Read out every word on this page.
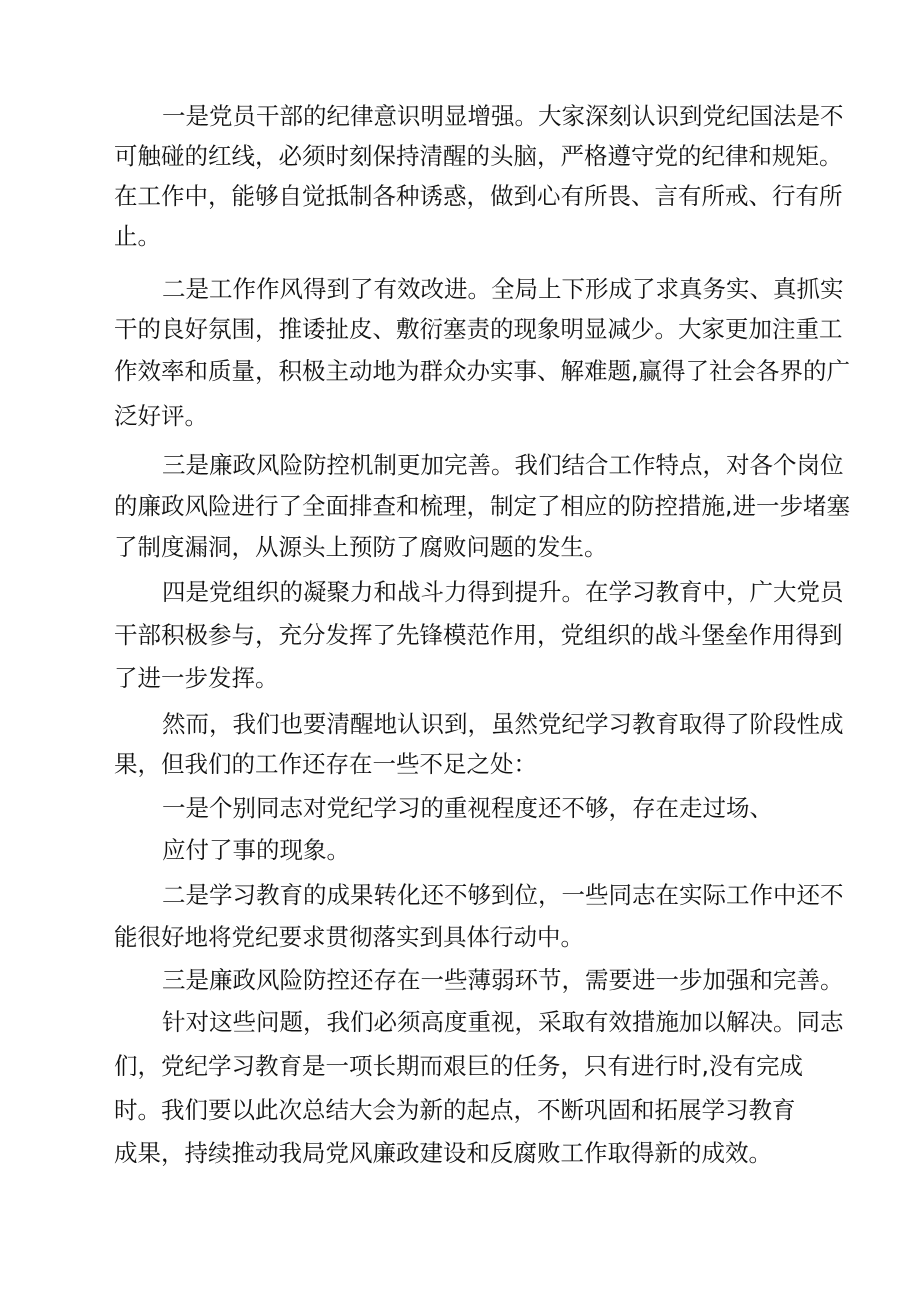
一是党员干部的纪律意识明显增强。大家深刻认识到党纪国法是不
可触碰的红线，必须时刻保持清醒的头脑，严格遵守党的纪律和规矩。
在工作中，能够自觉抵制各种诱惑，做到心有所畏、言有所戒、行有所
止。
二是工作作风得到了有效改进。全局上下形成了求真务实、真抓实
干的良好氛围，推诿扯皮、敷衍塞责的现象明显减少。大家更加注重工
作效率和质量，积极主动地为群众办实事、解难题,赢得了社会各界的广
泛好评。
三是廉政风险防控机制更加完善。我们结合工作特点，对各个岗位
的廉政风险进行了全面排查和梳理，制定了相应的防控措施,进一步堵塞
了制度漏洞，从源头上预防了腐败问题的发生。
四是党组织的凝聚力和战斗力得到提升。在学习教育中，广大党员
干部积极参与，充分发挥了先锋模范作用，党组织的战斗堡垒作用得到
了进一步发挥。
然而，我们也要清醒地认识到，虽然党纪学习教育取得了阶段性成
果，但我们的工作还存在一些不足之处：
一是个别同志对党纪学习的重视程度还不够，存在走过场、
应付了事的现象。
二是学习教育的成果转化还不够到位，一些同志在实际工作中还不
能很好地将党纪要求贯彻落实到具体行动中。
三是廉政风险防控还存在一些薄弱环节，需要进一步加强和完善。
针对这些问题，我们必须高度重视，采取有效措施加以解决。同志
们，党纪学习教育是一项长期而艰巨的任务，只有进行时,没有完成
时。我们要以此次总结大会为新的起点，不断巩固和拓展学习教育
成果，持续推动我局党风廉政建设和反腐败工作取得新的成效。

-----

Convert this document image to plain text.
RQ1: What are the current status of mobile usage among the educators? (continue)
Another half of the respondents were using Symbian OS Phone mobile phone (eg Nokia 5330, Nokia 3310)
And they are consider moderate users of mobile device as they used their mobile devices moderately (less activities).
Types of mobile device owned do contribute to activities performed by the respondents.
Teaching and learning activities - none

-----

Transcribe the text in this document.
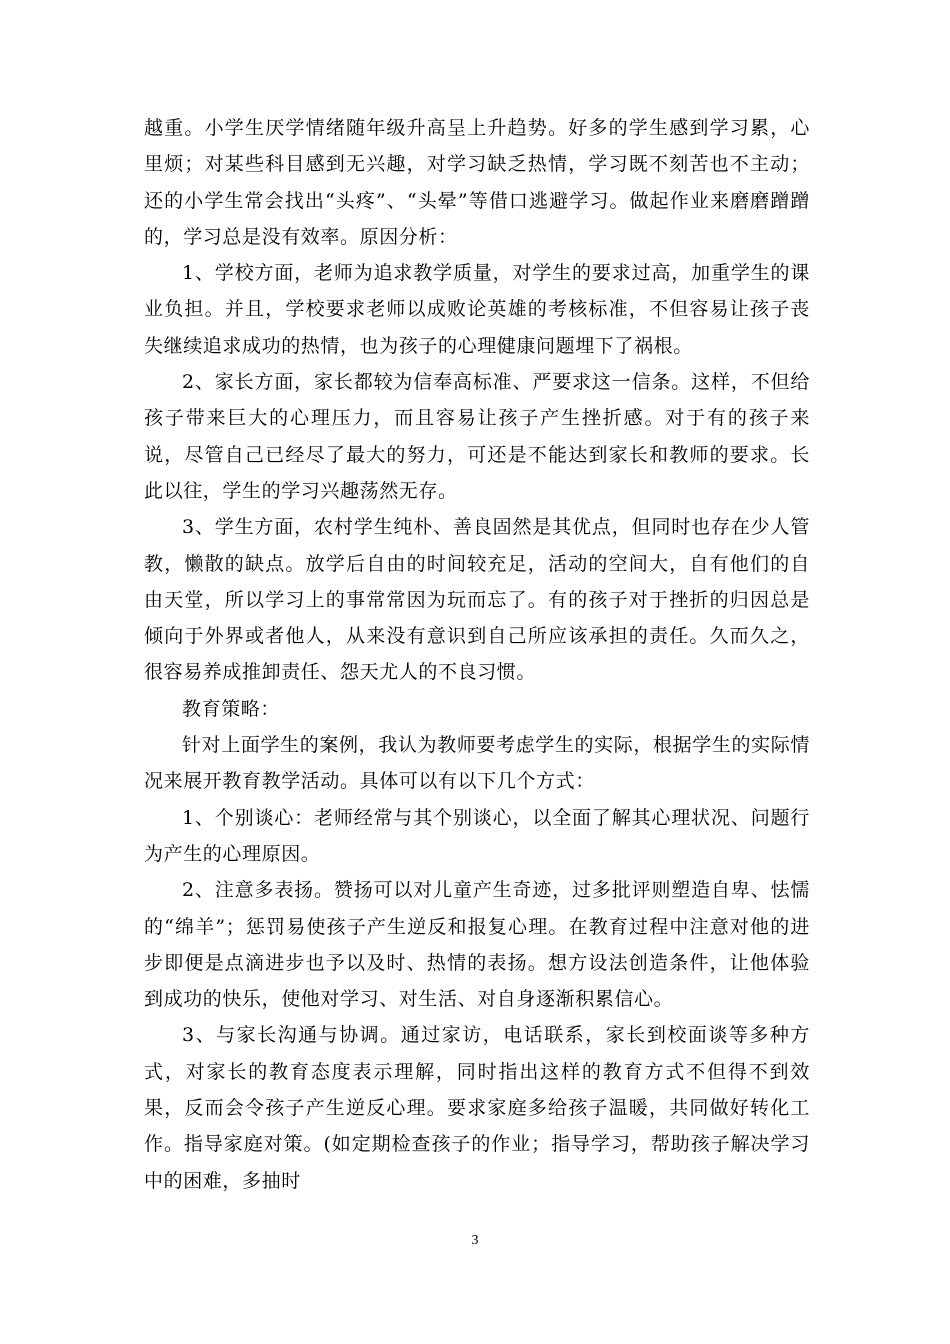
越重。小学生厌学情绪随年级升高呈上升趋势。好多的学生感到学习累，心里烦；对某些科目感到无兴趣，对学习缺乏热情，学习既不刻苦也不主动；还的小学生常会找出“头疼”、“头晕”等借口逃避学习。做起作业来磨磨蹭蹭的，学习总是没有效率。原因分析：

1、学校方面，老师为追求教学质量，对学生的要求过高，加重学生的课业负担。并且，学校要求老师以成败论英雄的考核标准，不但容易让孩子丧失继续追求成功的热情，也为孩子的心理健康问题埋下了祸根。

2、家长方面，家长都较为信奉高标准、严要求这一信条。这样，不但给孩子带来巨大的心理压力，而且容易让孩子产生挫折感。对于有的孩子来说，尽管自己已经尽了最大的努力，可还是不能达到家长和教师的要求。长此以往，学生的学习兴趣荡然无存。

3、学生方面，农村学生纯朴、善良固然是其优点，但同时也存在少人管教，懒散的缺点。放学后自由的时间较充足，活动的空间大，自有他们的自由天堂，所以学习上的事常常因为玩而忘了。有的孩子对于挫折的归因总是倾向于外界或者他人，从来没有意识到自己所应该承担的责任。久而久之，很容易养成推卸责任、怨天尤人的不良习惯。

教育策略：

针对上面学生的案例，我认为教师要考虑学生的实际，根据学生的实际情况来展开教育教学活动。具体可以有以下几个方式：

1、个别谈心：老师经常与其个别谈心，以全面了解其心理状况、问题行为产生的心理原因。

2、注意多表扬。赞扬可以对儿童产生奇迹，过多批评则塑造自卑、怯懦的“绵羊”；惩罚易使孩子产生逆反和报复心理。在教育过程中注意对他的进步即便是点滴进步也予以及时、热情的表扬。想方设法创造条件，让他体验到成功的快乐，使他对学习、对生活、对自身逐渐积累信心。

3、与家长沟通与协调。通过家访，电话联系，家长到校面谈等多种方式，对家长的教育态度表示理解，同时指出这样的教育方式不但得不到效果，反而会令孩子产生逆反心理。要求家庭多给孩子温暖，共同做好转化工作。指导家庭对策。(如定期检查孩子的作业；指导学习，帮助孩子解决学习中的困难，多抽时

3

-----

For this exercise, gather every line of the data that contains the word "respondents".

Another half of the respondents were using Symbian OS Phone mobile phone (eg Nokia 5330, Nokia 3310)
Types of mobile device owned do contribute to activities performed by the respondents.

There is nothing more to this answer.